-------- Listed entries

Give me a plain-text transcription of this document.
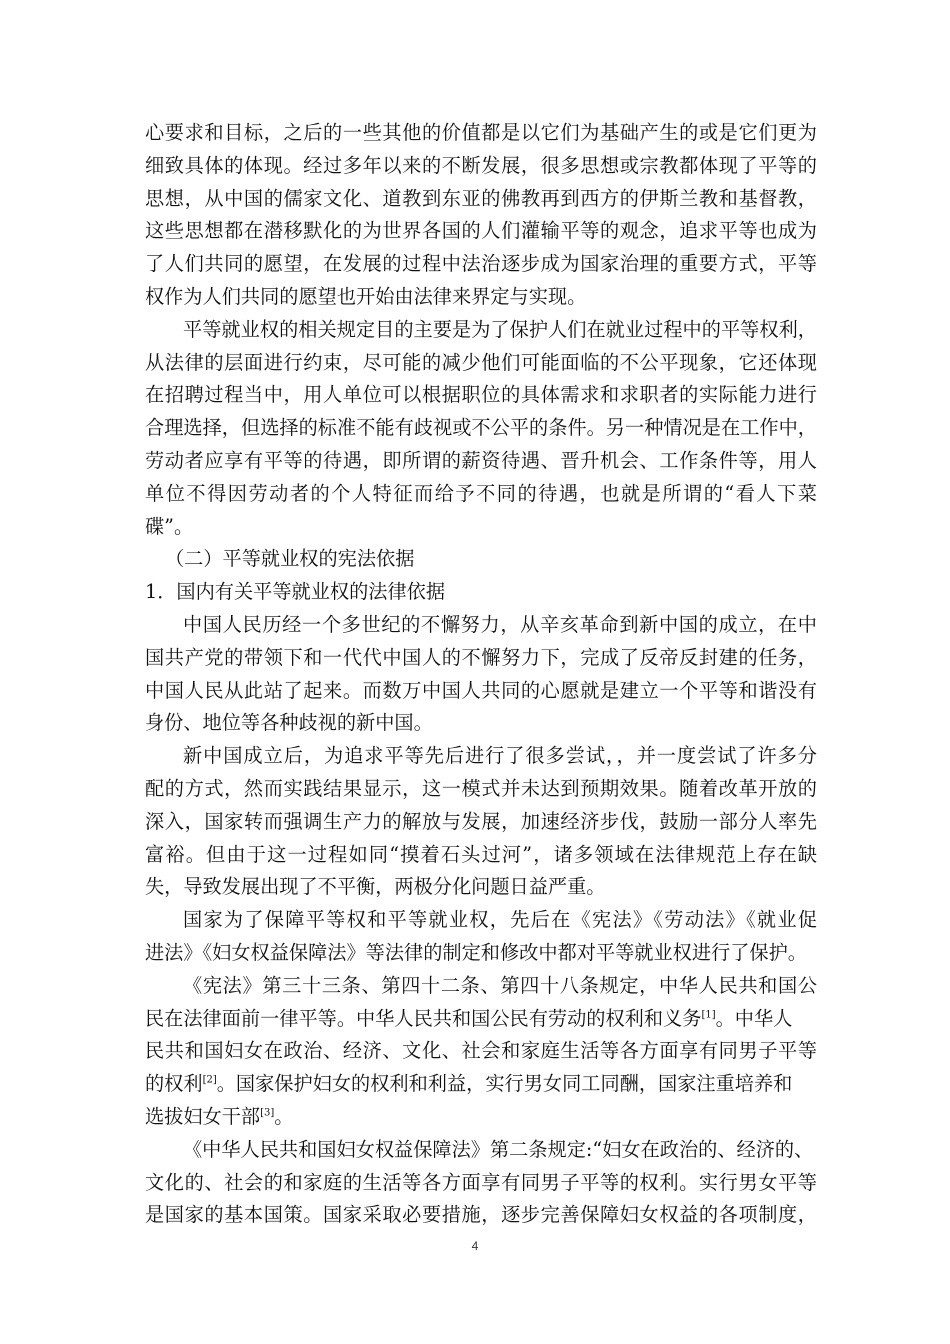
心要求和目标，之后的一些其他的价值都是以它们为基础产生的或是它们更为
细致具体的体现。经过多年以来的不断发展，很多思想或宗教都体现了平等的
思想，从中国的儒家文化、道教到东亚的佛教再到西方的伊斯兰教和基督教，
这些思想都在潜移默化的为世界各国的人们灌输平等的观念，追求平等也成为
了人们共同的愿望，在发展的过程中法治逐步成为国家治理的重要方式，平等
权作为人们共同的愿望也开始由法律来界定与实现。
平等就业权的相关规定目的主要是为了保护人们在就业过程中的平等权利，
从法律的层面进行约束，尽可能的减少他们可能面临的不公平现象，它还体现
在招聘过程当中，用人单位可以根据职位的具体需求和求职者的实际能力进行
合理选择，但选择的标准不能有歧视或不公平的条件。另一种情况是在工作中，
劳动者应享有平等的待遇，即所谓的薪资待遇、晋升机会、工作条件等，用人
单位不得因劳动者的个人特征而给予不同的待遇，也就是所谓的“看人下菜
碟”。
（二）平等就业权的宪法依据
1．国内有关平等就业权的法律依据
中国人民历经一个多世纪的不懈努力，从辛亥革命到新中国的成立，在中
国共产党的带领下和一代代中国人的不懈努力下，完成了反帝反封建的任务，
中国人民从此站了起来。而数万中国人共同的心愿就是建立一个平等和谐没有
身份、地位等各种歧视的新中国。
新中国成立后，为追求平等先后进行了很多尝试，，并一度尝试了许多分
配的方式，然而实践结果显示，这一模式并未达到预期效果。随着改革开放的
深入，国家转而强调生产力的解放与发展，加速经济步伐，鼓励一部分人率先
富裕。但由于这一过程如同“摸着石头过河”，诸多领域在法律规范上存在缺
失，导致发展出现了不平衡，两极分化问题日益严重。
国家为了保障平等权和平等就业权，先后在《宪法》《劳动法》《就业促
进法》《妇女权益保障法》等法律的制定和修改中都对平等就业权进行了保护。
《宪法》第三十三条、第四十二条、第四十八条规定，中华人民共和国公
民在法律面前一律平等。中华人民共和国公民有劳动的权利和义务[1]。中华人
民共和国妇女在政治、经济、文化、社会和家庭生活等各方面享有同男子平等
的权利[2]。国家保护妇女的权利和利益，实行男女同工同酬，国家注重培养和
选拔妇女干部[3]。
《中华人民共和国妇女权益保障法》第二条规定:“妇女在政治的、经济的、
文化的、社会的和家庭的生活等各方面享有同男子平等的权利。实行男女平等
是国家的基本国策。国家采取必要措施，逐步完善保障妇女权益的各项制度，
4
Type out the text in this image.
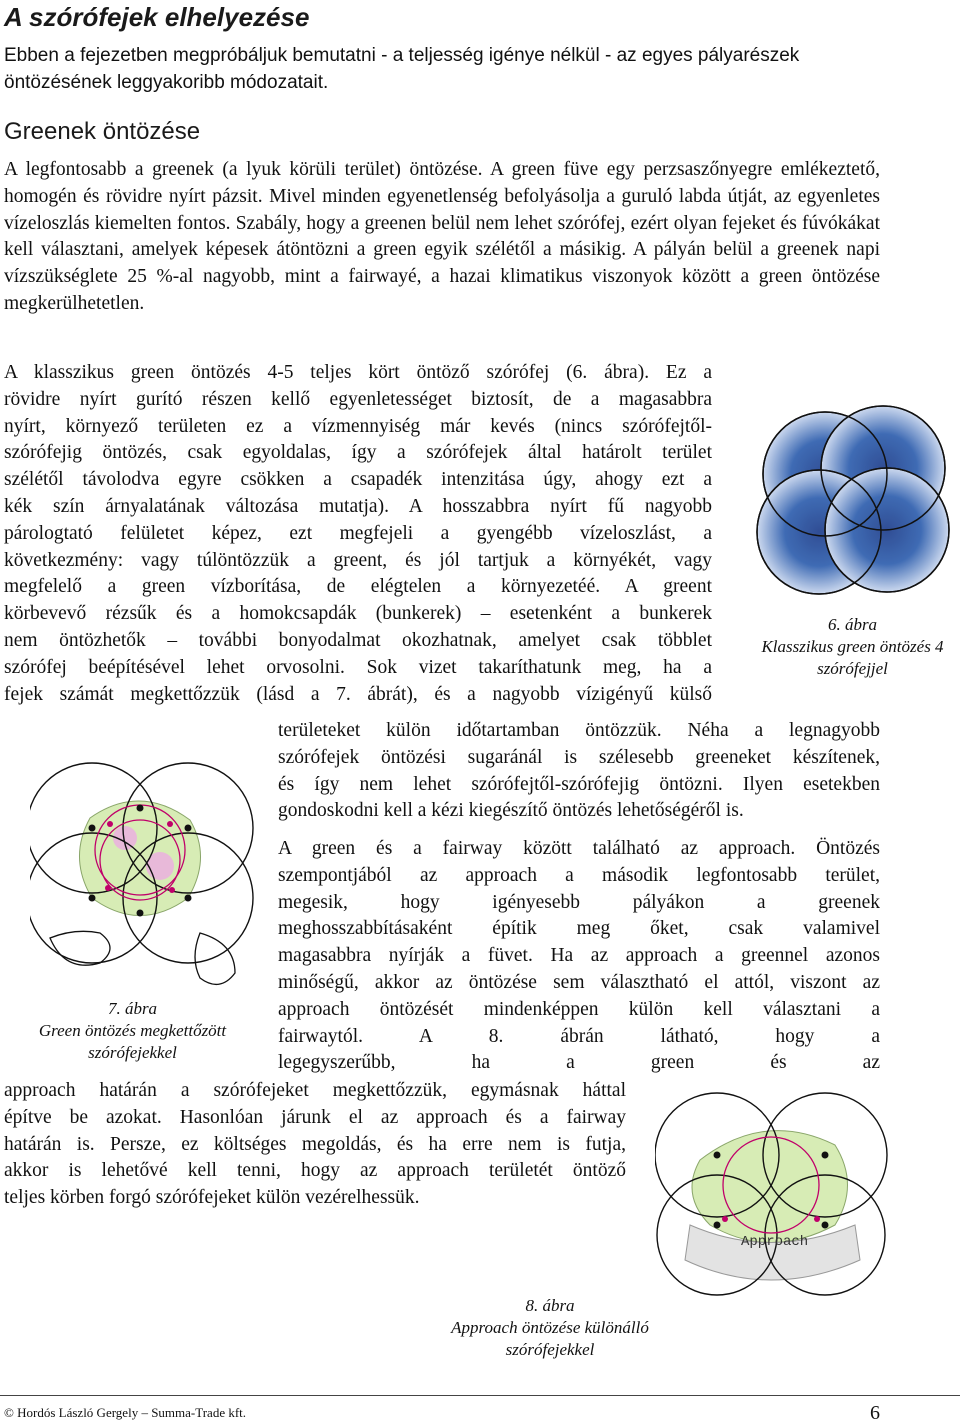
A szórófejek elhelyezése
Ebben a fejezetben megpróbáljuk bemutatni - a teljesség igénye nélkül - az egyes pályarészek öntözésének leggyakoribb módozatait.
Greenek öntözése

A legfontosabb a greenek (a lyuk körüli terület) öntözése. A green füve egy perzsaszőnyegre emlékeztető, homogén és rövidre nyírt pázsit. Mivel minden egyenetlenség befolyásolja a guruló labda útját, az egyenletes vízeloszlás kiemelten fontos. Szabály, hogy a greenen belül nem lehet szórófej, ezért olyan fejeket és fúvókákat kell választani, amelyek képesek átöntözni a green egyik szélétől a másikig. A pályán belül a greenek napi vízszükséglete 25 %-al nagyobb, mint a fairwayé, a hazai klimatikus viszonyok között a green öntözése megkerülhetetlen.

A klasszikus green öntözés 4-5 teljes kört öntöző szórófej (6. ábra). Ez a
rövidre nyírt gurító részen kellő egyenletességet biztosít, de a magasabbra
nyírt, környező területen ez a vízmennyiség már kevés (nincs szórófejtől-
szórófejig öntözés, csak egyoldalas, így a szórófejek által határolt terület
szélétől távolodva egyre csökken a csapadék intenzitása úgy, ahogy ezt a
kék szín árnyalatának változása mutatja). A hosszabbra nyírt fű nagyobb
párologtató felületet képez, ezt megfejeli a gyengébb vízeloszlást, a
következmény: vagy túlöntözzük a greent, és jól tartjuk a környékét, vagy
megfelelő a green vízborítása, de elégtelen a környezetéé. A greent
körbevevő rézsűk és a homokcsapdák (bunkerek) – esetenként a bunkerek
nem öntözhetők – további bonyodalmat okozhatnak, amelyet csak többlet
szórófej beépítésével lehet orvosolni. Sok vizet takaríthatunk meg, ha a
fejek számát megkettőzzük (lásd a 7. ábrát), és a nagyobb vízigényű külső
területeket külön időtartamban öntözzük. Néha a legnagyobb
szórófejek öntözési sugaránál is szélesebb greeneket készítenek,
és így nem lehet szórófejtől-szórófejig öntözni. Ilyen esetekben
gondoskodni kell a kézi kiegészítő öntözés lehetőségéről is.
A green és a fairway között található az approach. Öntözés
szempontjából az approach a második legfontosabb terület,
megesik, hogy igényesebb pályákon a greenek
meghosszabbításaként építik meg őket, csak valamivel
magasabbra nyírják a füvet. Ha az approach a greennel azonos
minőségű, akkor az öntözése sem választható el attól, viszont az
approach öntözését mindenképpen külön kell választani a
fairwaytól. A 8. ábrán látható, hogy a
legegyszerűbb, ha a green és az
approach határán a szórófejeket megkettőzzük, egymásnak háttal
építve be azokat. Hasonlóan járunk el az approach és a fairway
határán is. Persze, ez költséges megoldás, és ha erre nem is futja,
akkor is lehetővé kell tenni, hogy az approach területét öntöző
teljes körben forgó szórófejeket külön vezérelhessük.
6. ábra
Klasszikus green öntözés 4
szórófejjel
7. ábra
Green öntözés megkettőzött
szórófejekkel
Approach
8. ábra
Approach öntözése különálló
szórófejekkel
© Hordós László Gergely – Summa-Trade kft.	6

----------------
-------- Listed entries

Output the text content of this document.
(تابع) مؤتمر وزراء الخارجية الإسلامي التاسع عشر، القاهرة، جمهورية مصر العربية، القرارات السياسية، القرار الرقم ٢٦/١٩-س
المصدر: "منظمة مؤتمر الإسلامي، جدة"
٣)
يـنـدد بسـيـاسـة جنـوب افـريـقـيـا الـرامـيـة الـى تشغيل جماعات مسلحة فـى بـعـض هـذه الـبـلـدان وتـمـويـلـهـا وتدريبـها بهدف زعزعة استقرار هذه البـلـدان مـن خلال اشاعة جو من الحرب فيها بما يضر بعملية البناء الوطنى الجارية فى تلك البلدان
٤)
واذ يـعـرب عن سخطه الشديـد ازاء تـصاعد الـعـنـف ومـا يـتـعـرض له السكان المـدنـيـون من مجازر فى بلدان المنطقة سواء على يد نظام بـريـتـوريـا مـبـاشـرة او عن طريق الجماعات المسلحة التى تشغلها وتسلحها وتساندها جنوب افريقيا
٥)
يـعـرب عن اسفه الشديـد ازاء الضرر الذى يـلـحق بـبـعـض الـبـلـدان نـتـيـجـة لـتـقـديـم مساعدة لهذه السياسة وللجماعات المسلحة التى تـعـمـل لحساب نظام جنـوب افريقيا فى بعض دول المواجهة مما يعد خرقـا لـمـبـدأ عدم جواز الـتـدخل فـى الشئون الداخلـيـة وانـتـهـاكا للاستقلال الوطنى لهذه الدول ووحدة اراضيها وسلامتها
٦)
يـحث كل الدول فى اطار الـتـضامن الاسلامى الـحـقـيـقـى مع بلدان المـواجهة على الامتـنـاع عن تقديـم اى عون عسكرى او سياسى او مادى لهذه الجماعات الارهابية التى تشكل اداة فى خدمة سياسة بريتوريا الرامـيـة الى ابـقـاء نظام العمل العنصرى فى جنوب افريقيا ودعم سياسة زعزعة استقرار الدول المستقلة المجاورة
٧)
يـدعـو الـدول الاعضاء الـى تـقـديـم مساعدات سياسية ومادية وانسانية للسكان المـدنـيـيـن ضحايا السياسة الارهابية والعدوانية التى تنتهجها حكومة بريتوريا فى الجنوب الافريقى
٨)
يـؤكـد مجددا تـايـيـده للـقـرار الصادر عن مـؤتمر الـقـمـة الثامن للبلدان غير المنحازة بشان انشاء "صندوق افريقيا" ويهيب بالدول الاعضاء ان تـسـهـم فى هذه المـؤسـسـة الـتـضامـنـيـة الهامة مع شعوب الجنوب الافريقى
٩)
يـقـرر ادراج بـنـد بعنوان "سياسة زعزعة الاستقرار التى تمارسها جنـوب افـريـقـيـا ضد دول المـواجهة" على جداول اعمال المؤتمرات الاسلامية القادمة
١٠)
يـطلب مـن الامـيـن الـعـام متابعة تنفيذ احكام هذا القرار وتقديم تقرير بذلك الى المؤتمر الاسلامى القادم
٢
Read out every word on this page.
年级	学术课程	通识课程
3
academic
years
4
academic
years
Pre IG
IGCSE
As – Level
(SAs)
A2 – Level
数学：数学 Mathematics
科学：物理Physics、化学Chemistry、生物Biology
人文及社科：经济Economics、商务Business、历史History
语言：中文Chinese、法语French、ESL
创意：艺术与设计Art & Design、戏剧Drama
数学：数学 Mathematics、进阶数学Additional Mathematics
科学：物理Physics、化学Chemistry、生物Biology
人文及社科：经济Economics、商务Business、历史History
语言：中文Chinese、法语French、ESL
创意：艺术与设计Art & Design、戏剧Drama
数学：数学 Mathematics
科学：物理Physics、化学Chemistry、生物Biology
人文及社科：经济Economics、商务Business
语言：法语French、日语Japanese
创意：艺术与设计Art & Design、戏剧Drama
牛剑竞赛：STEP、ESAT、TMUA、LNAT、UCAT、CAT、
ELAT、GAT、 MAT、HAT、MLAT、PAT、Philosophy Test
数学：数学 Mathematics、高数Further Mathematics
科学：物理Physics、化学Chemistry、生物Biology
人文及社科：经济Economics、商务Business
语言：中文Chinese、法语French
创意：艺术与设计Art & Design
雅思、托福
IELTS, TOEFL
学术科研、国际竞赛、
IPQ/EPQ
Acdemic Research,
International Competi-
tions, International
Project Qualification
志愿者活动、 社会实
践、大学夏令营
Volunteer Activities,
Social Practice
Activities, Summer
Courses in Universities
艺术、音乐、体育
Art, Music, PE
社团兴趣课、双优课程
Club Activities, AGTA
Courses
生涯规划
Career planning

----------------
-------- Listed entries

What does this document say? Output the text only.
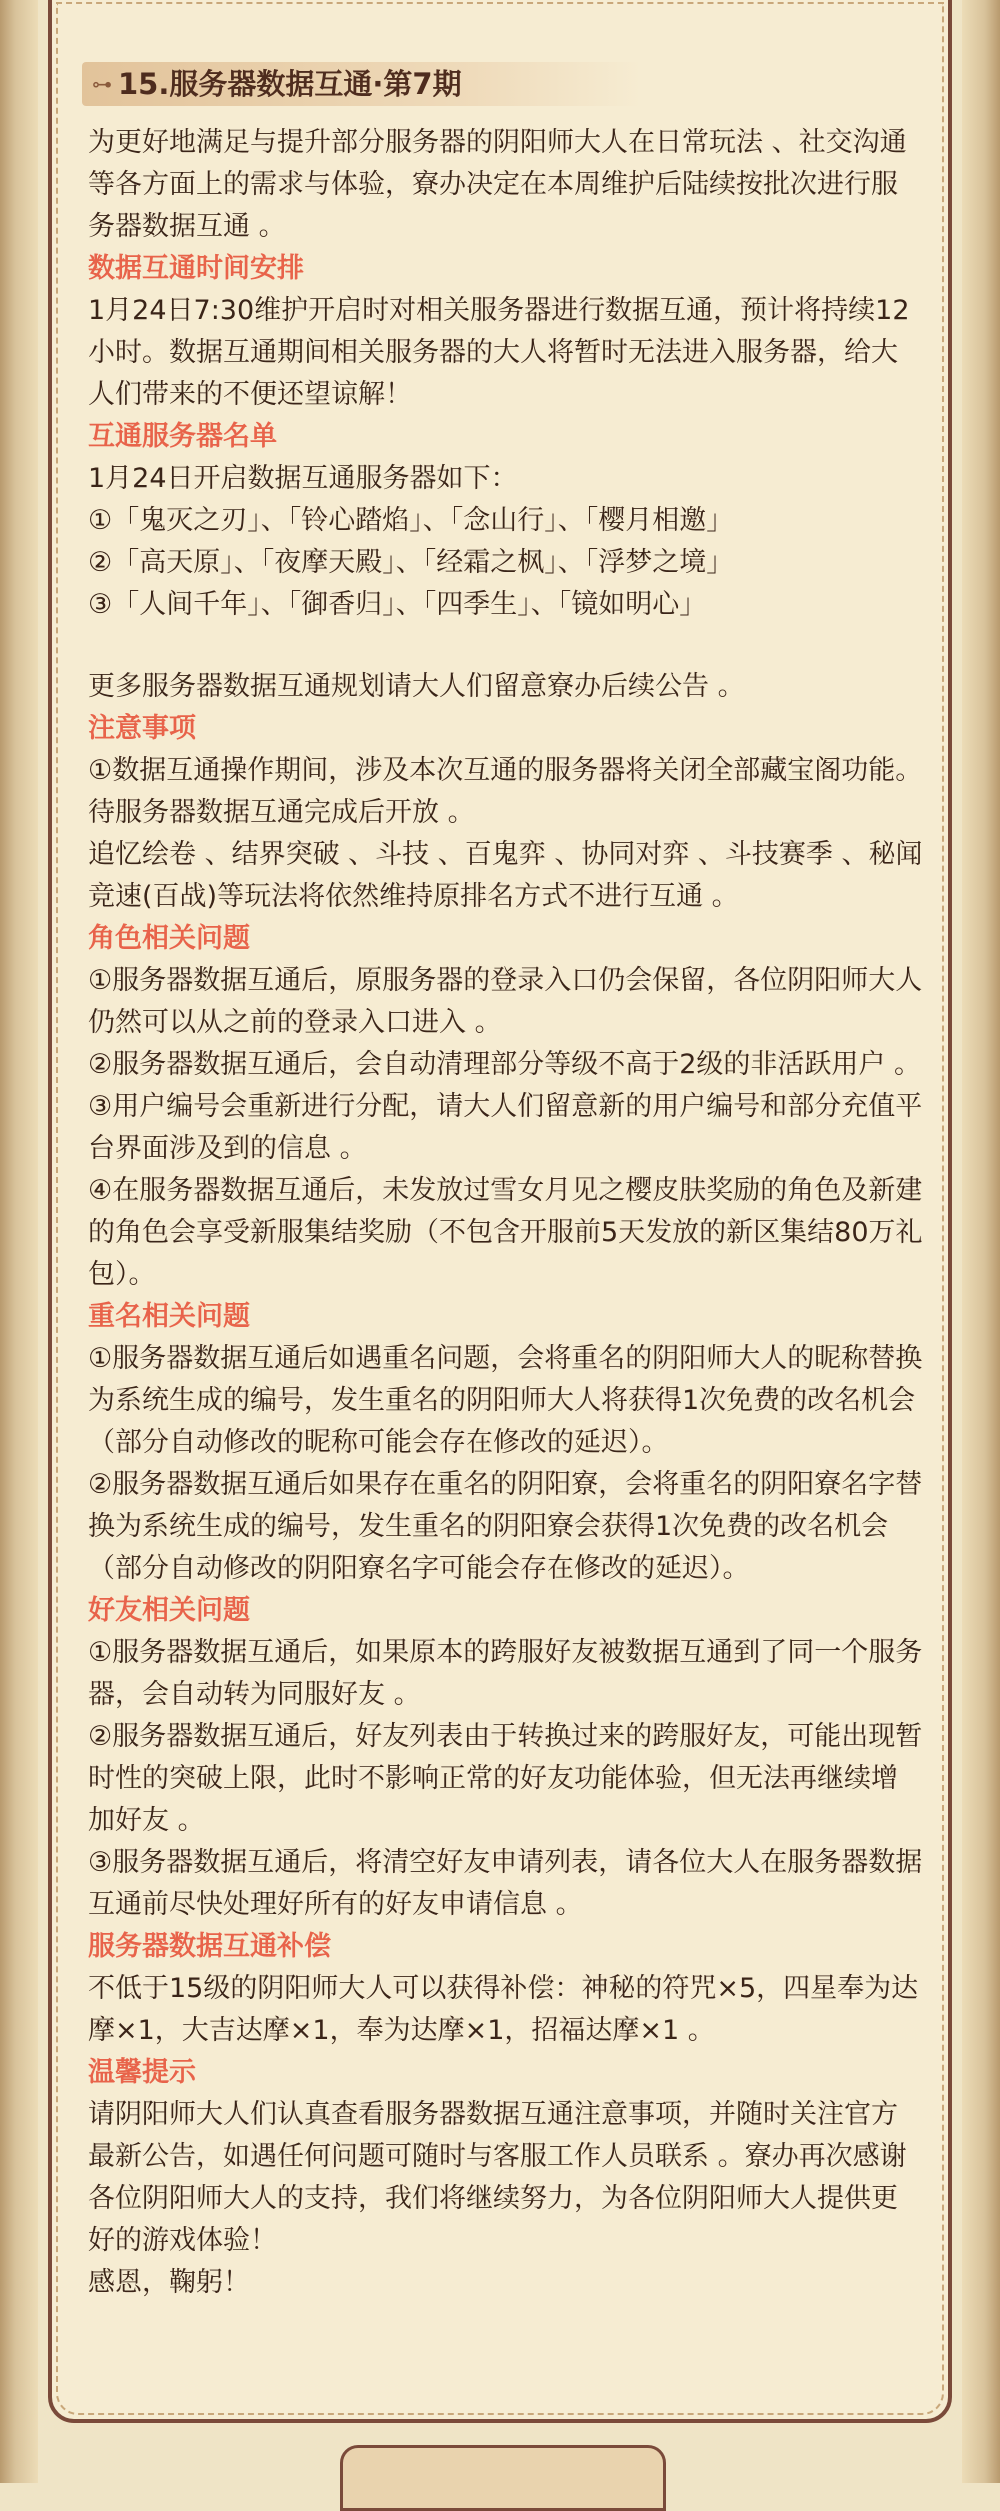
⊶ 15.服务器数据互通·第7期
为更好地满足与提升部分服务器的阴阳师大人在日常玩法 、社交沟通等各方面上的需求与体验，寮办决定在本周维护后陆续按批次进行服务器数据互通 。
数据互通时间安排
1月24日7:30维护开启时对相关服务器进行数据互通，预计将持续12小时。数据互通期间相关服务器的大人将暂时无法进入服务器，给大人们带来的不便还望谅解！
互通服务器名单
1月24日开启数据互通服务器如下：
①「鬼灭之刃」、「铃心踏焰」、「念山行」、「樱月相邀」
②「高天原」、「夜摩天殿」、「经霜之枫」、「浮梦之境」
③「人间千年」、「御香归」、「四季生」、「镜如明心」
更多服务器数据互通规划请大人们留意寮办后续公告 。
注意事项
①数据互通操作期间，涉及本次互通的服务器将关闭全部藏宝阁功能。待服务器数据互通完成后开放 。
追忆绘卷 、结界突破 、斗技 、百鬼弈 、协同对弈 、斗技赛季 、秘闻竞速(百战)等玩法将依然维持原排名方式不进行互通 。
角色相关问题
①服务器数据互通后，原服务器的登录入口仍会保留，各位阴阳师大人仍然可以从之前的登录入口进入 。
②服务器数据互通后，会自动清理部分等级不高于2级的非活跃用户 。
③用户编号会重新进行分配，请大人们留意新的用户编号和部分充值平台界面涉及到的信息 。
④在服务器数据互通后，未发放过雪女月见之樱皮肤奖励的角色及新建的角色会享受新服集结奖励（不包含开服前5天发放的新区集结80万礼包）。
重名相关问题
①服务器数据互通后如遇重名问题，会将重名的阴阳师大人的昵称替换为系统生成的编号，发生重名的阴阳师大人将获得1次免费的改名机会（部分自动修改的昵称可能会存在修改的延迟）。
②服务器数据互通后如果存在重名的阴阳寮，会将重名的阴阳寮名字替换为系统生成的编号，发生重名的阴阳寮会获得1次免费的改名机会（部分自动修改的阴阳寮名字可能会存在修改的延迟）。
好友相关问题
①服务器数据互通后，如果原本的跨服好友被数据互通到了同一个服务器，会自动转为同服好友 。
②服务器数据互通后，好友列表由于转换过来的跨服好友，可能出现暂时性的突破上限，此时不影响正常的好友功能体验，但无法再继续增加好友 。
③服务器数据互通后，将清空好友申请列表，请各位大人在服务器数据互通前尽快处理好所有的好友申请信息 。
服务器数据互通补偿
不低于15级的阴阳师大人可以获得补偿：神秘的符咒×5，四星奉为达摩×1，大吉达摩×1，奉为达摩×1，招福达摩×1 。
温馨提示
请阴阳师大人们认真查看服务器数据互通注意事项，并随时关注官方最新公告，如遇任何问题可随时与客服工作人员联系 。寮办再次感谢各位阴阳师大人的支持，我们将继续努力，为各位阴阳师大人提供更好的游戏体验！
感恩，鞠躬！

----------------

Exercise aim - Wherever a line in the data above holds "الإسلامي", copy that line.

Result for this exercise -
(تابع) مؤتمر وزراء الخارجية الإسلامي التاسع عشر، القاهرة، جمهورية مصر العربية، القرارات السياسية، القرار الرقم ٢٦/١٩-س
المصدر: "منظمة مؤتمر الإسلامي، جدة"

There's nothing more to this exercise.